Task brief –
Transcribe the whole listing without a single picture.

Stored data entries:
++++++++

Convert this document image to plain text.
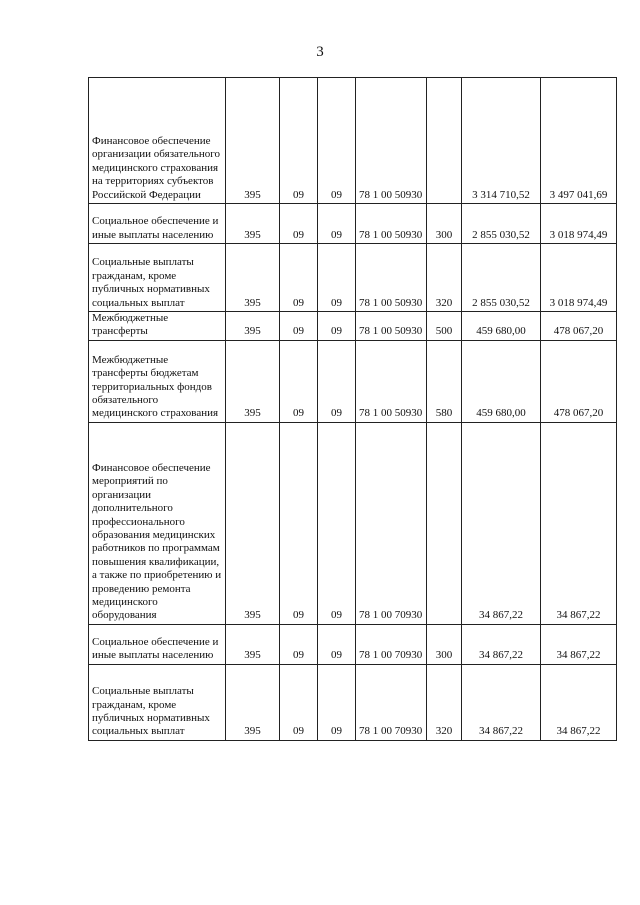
3
Финансовое обеспечение организации обязательного медицинского страхования на территориях субъектов Российской Федерации	395	09	09	78 1 00 50930		3 314 710,52	3 497 041,69
Социальное обеспечение и иные выплаты населению	395	09	09	78 1 00 50930	300	2 855 030,52	3 018 974,49
Социальные выплаты гражданам, кроме публичных нормативных социальных выплат	395	09	09	78 1 00 50930	320	2 855 030,52	3 018 974,49
Межбюджетные трансферты	395	09	09	78 1 00 50930	500	459 680,00	478 067,20
Межбюджетные трансферты бюджетам территориальных фондов обязательного медицинского страхования	395	09	09	78 1 00 50930	580	459 680,00	478 067,20
Финансовое обеспечение мероприятий по организации дополнительного профессионального образования медицинских работников по программам повышения квалификации, а также по приобретению и проведению ремонта медицинского оборудования	395	09	09	78 1 00 70930		34 867,22	34 867,22
Социальное обеспечение и иные выплаты населению	395	09	09	78 1 00 70930	300	34 867,22	34 867,22
Социальные выплаты гражданам, кроме публичных нормативных социальных выплат	395	09	09	78 1 00 70930	320	34 867,22	34 867,22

++++++++

Response –
Convert this document image to plain text.
3
Финансовое обеспечение организации обязательного медицинского страхования на территориях субъектов Российской Федерации	395	09	09	78 1 00 50930		3 314 710,52	3 497 041,69
Социальное обеспечение и иные выплаты населению	395	09	09	78 1 00 50930	300	2 855 030,52	3 018 974,49
Социальные выплаты гражданам, кроме публичных нормативных социальных выплат	395	09	09	78 1 00 50930	320	2 855 030,52	3 018 974,49
Межбюджетные трансферты	395	09	09	78 1 00 50930	500	459 680,00	478 067,20
Межбюджетные трансферты бюджетам территориальных фондов обязательного медицинского страхования	395	09	09	78 1 00 50930	580	459 680,00	478 067,20
Финансовое обеспечение мероприятий по организации дополнительного профессионального образования медицинских работников по программам повышения квалификации, а также по приобретению и проведению ремонта медицинского оборудования	395	09	09	78 1 00 70930		34 867,22	34 867,22
Социальное обеспечение и иные выплаты населению	395	09	09	78 1 00 70930	300	34 867,22	34 867,22
Социальные выплаты гражданам, кроме публичных нормативных социальных выплат	395	09	09	78 1 00 70930	320	34 867,22	34 867,22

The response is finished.